[Rows from a figure dataset]

++++++++++

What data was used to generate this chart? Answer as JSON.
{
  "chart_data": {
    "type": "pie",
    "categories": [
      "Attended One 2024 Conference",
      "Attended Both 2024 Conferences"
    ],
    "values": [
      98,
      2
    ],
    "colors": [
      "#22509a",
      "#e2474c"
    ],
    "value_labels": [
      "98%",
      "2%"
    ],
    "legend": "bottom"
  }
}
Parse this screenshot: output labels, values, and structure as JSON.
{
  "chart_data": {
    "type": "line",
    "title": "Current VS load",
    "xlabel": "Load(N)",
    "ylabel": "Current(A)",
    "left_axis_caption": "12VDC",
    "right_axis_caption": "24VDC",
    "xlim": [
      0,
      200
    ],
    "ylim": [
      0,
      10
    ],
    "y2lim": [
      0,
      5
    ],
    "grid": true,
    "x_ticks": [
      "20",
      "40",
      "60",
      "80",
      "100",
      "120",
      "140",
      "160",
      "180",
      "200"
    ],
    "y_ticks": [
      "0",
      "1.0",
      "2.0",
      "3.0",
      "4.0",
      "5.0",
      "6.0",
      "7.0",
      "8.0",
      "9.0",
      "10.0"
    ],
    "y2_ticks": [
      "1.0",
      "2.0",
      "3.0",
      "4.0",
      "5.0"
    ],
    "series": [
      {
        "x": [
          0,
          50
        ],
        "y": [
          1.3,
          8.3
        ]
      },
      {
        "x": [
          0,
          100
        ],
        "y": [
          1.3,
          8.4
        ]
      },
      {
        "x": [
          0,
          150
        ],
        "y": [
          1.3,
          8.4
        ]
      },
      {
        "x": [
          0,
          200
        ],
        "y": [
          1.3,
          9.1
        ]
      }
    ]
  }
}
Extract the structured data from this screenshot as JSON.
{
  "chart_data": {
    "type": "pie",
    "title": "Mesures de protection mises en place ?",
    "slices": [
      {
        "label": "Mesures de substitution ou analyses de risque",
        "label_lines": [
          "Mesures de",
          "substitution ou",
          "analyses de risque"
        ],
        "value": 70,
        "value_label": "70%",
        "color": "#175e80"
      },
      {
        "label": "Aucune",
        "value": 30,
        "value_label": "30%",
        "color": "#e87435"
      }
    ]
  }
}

++++++++++

[AIM]:
What is the number of lines in the data that hold the string "values"? Answer with the number only.

[RESPONSE TO THIS TASK]:
2